About this exercise: Exactly as they stand, set down the following records once more.

(Source data)
#####

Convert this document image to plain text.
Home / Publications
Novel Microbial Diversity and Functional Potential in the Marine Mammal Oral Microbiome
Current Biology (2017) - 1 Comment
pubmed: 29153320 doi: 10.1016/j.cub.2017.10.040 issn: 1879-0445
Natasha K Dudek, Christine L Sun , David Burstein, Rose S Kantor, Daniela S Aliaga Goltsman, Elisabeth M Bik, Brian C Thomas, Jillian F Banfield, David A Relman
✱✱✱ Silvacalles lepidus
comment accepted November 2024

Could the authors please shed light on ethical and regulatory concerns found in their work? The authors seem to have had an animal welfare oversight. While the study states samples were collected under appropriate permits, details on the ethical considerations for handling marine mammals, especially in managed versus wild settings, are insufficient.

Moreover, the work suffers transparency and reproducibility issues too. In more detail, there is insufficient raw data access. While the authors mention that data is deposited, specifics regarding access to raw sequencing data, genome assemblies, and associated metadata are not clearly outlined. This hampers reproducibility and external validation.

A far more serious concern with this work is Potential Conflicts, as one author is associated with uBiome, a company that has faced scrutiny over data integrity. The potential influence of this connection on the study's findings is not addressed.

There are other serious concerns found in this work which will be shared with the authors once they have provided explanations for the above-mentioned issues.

#####

Written solution:
Convert this document image to plain text.
Home / Publications
Novel Microbial Diversity and Functional Potential in the Marine Mammal Oral Microbiome
Current Biology (2017) - 1 Comment
pubmed: 29153320 doi: 10.1016/j.cub.2017.10.040 issn: 1879-0445
Natasha K Dudek, Christine L Sun , David Burstein, Rose S Kantor, Daniela S Aliaga Goltsman, Elisabeth M Bik, Brian C Thomas, Jillian F Banfield, David A Relman
✱✱✱ Silvacalles lepidus
comment accepted November 2024

Could the authors please shed light on ethical and regulatory concerns found in their work? The authors seem to have had an animal welfare oversight. While the study states samples were collected under appropriate permits, details on the ethical considerations for handling marine mammals, especially in managed versus wild settings, are insufficient.

Moreover, the work suffers transparency and reproducibility issues too. In more detail, there is insufficient raw data access. While the authors mention that data is deposited, specifics regarding access to raw sequencing data, genome assemblies, and associated metadata are not clearly outlined. This hampers reproducibility and external validation.

A far more serious concern with this work is Potential Conflicts, as one author is associated with uBiome, a company that has faced scrutiny over data integrity. The potential influence of this connection on the study's findings is not addressed.

There are other serious concerns found in this work which will be shared with the authors once they have provided explanations for the above-mentioned issues.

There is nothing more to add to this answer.